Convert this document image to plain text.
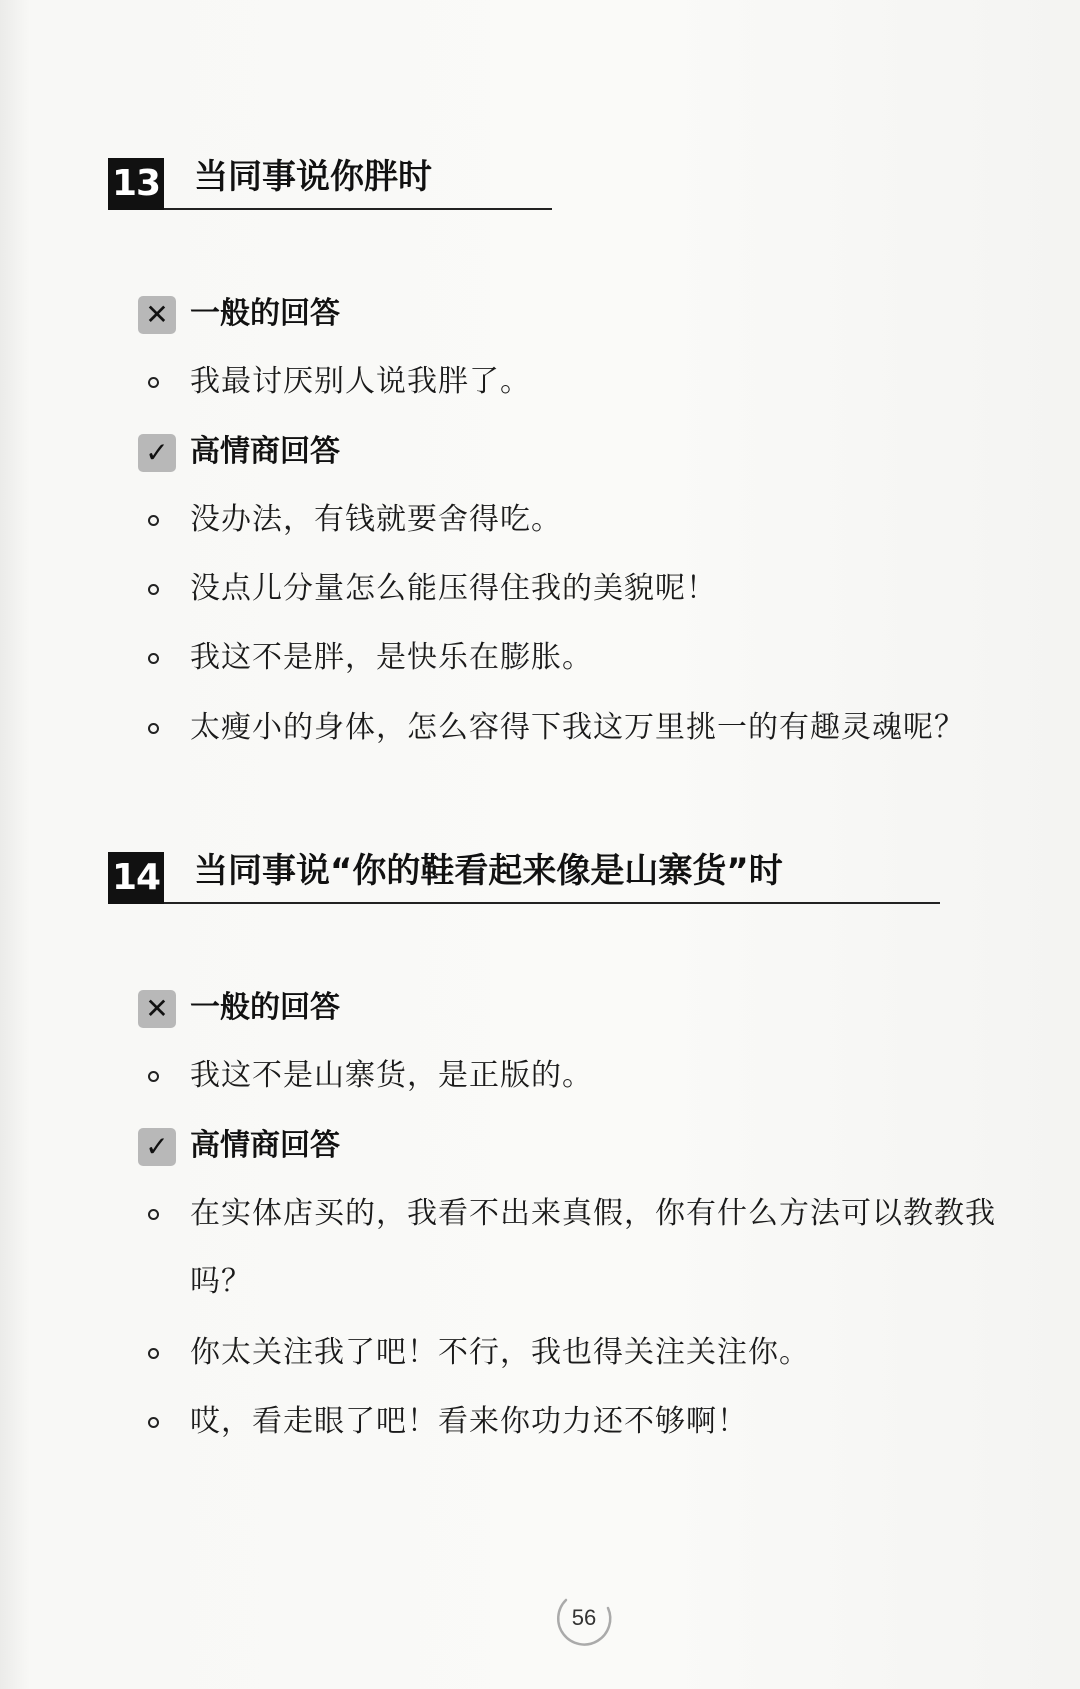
13 当同事说你胖时
✕ 一般的回答
我最讨厌别人说我胖了。
✓ 高情商回答
没办法，有钱就要舍得吃。
没点儿分量怎么能压得住我的美貌呢！
我这不是胖，是快乐在膨胀。
太瘦小的身体，怎么容得下我这万里挑一的有趣灵魂呢？
14 当同事说“你的鞋看起来像是山寨货”时
✕ 一般的回答
我这不是山寨货，是正版的。
✓ 高情商回答
在实体店买的，我看不出来真假，你有什么方法可以教教我吗？
你太关注我了吧！不行，我也得关注关注你。
哎，看走眼了吧！看来你功力还不够啊！
56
══════════
- EXERCISE TASK -
The records above need to be restated word for word, with the pictures left out.

- ANSWER -
Convert this document image to plain text.
13 当同事说你胖时
✕ 一般的回答
我最讨厌别人说我胖了。
✓ 高情商回答
没办法，有钱就要舍得吃。
没点儿分量怎么能压得住我的美貌呢！
我这不是胖，是快乐在膨胀。
太瘦小的身体，怎么容得下我这万里挑一的有趣灵魂呢？
14 当同事说“你的鞋看起来像是山寨货”时
✕ 一般的回答
我这不是山寨货，是正版的。
✓ 高情商回答
在实体店买的，我看不出来真假，你有什么方法可以教教我吗？
你太关注我了吧！不行，我也得关注关注你。
哎，看走眼了吧！看来你功力还不够啊！
56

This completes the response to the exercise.